Given exercise
Reproduce the entire listing word for word.

Data supplied
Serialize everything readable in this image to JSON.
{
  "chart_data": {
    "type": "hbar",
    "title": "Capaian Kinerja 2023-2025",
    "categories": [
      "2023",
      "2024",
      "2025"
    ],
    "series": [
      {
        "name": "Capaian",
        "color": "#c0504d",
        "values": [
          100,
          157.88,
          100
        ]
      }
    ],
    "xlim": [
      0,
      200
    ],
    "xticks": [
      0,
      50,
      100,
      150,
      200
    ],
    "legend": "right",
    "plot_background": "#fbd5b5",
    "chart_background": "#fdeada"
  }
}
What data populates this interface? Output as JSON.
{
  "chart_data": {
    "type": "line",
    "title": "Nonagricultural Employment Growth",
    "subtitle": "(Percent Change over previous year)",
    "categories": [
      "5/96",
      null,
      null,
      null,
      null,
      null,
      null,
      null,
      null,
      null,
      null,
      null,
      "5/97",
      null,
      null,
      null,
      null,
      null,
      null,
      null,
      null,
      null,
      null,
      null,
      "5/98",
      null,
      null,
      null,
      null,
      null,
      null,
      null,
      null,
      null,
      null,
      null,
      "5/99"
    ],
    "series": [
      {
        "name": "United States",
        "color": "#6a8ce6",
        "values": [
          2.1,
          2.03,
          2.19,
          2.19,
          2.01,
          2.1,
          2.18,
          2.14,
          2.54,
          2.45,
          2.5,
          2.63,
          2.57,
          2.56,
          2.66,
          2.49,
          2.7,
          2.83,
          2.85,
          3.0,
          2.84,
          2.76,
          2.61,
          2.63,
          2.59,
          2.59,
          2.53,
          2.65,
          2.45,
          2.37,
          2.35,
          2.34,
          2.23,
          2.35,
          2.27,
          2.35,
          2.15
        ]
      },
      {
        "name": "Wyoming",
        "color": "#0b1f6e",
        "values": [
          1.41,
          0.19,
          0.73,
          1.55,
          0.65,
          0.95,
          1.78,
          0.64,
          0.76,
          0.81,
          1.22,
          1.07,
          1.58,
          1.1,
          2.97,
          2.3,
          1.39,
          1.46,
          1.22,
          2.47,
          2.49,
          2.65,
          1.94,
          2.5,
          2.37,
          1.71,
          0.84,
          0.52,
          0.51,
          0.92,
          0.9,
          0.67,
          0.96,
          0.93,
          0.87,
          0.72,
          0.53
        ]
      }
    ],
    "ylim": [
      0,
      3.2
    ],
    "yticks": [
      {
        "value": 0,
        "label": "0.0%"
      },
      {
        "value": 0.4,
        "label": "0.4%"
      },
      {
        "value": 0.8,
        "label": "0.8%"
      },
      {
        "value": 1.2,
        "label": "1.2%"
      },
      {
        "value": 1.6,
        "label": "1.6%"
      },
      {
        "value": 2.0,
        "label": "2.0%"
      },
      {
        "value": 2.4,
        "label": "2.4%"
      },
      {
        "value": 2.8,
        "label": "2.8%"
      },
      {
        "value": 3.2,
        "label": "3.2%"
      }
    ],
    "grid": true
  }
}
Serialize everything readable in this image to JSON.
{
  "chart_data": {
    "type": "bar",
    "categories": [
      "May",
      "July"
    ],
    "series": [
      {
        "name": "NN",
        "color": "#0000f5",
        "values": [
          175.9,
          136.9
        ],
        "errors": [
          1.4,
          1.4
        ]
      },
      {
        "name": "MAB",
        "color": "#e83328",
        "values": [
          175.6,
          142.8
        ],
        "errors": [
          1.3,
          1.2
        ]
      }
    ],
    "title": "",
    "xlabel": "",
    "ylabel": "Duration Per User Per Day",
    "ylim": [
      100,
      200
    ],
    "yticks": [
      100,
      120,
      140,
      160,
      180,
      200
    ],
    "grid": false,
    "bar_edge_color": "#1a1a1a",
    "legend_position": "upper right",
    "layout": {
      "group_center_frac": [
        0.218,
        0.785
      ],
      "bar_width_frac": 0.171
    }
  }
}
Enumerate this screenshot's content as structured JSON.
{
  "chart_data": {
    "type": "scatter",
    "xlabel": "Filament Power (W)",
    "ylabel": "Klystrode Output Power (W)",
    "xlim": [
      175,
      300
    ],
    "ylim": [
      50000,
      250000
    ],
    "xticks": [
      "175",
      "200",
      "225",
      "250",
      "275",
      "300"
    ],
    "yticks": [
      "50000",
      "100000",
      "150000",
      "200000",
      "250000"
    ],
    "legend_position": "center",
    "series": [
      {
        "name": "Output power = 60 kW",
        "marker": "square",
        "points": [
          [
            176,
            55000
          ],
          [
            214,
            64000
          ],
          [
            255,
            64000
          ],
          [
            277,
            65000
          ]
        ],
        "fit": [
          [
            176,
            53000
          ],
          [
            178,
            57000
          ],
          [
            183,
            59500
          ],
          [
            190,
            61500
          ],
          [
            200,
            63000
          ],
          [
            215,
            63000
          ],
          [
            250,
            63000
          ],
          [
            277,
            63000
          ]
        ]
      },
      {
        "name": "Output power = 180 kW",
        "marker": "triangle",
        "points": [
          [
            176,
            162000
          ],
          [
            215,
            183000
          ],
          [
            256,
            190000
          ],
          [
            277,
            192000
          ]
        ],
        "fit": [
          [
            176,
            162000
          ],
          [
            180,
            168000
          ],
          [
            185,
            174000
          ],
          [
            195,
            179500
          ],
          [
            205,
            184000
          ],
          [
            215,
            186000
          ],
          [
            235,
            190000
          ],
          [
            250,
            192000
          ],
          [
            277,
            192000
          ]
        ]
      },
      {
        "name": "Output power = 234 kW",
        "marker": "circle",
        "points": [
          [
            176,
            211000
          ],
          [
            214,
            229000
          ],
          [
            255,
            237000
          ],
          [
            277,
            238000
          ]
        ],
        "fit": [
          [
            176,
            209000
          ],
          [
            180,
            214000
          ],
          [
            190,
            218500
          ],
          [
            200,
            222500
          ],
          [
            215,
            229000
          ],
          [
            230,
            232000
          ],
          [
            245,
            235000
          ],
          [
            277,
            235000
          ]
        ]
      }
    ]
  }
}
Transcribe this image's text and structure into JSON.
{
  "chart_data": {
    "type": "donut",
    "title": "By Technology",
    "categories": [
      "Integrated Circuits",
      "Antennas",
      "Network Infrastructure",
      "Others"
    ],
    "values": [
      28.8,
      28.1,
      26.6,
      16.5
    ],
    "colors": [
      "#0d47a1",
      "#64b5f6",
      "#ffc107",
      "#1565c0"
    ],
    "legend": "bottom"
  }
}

Result
Serialize everything readable in this image to JSON.
{
  "chart_data": {
    "type": "hbar",
    "title": "Capaian Kinerja 2023-2025",
    "categories": [
      "2023",
      "2024",
      "2025"
    ],
    "series": [
      {
        "name": "Capaian",
        "color": "#c0504d",
        "values": [
          100,
          157.88,
          100
        ]
      }
    ],
    "xlim": [
      0,
      200
    ],
    "xticks": [
      0,
      50,
      100,
      150,
      200
    ],
    "legend": "right",
    "plot_background": "#fbd5b5",
    "chart_background": "#fdeada"
  }
}
What data populates this interface? Output as JSON.
{
  "chart_data": {
    "type": "line",
    "title": "Nonagricultural Employment Growth",
    "subtitle": "(Percent Change over previous year)",
    "categories": [
      "5/96",
      null,
      null,
      null,
      null,
      null,
      null,
      null,
      null,
      null,
      null,
      null,
      "5/97",
      null,
      null,
      null,
      null,
      null,
      null,
      null,
      null,
      null,
      null,
      null,
      "5/98",
      null,
      null,
      null,
      null,
      null,
      null,
      null,
      null,
      null,
      null,
      null,
      "5/99"
    ],
    "series": [
      {
        "name": "United States",
        "color": "#6a8ce6",
        "values": [
          2.1,
          2.03,
          2.19,
          2.19,
          2.01,
          2.1,
          2.18,
          2.14,
          2.54,
          2.45,
          2.5,
          2.63,
          2.57,
          2.56,
          2.66,
          2.49,
          2.7,
          2.83,
          2.85,
          3.0,
          2.84,
          2.76,
          2.61,
          2.63,
          2.59,
          2.59,
          2.53,
          2.65,
          2.45,
          2.37,
          2.35,
          2.34,
          2.23,
          2.35,
          2.27,
          2.35,
          2.15
        ]
      },
      {
        "name": "Wyoming",
        "color": "#0b1f6e",
        "values": [
          1.41,
          0.19,
          0.73,
          1.55,
          0.65,
          0.95,
          1.78,
          0.64,
          0.76,
          0.81,
          1.22,
          1.07,
          1.58,
          1.1,
          2.97,
          2.3,
          1.39,
          1.46,
          1.22,
          2.47,
          2.49,
          2.65,
          1.94,
          2.5,
          2.37,
          1.71,
          0.84,
          0.52,
          0.51,
          0.92,
          0.9,
          0.67,
          0.96,
          0.93,
          0.87,
          0.72,
          0.53
        ]
      }
    ],
    "ylim": [
      0,
      3.2
    ],
    "yticks": [
      {
        "value": 0,
        "label": "0.0%"
      },
      {
        "value": 0.4,
        "label": "0.4%"
      },
      {
        "value": 0.8,
        "label": "0.8%"
      },
      {
        "value": 1.2,
        "label": "1.2%"
      },
      {
        "value": 1.6,
        "label": "1.6%"
      },
      {
        "value": 2.0,
        "label": "2.0%"
      },
      {
        "value": 2.4,
        "label": "2.4%"
      },
      {
        "value": 2.8,
        "label": "2.8%"
      },
      {
        "value": 3.2,
        "label": "3.2%"
      }
    ],
    "grid": true
  }
}
Serialize everything readable in this image to JSON.
{
  "chart_data": {
    "type": "bar",
    "categories": [
      "May",
      "July"
    ],
    "series": [
      {
        "name": "NN",
        "color": "#0000f5",
        "values": [
          175.9,
          136.9
        ],
        "errors": [
          1.4,
          1.4
        ]
      },
      {
        "name": "MAB",
        "color": "#e83328",
        "values": [
          175.6,
          142.8
        ],
        "errors": [
          1.3,
          1.2
        ]
      }
    ],
    "title": "",
    "xlabel": "",
    "ylabel": "Duration Per User Per Day",
    "ylim": [
      100,
      200
    ],
    "yticks": [
      100,
      120,
      140,
      160,
      180,
      200
    ],
    "grid": false,
    "bar_edge_color": "#1a1a1a",
    "legend_position": "upper right",
    "layout": {
      "group_center_frac": [
        0.218,
        0.785
      ],
      "bar_width_frac": 0.171
    }
  }
}
Enumerate this screenshot's content as structured JSON.
{
  "chart_data": {
    "type": "scatter",
    "xlabel": "Filament Power (W)",
    "ylabel": "Klystrode Output Power (W)",
    "xlim": [
      175,
      300
    ],
    "ylim": [
      50000,
      250000
    ],
    "xticks": [
      "175",
      "200",
      "225",
      "250",
      "275",
      "300"
    ],
    "yticks": [
      "50000",
      "100000",
      "150000",
      "200000",
      "250000"
    ],
    "legend_position": "center",
    "series": [
      {
        "name": "Output power = 60 kW",
        "marker": "square",
        "points": [
          [
            176,
            55000
          ],
          [
            214,
            64000
          ],
          [
            255,
            64000
          ],
          [
            277,
            65000
          ]
        ],
        "fit": [
          [
            176,
            53000
          ],
          [
            178,
            57000
          ],
          [
            183,
            59500
          ],
          [
            190,
            61500
          ],
          [
            200,
            63000
          ],
          [
            215,
            63000
          ],
          [
            250,
            63000
          ],
          [
            277,
            63000
          ]
        ]
      },
      {
        "name": "Output power = 180 kW",
        "marker": "triangle",
        "points": [
          [
            176,
            162000
          ],
          [
            215,
            183000
          ],
          [
            256,
            190000
          ],
          [
            277,
            192000
          ]
        ],
        "fit": [
          [
            176,
            162000
          ],
          [
            180,
            168000
          ],
          [
            185,
            174000
          ],
          [
            195,
            179500
          ],
          [
            205,
            184000
          ],
          [
            215,
            186000
          ],
          [
            235,
            190000
          ],
          [
            250,
            192000
          ],
          [
            277,
            192000
          ]
        ]
      },
      {
        "name": "Output power = 234 kW",
        "marker": "circle",
        "points": [
          [
            176,
            211000
          ],
          [
            214,
            229000
          ],
          [
            255,
            237000
          ],
          [
            277,
            238000
          ]
        ],
        "fit": [
          [
            176,
            209000
          ],
          [
            180,
            214000
          ],
          [
            190,
            218500
          ],
          [
            200,
            222500
          ],
          [
            215,
            229000
          ],
          [
            230,
            232000
          ],
          [
            245,
            235000
          ],
          [
            277,
            235000
          ]
        ]
      }
    ]
  }
}
Transcribe this image's text and structure into JSON.
{
  "chart_data": {
    "type": "donut",
    "title": "By Technology",
    "categories": [
      "Integrated Circuits",
      "Antennas",
      "Network Infrastructure",
      "Others"
    ],
    "values": [
      28.8,
      28.1,
      26.6,
      16.5
    ],
    "colors": [
      "#0d47a1",
      "#64b5f6",
      "#ffc107",
      "#1565c0"
    ],
    "legend": "bottom"
  }
}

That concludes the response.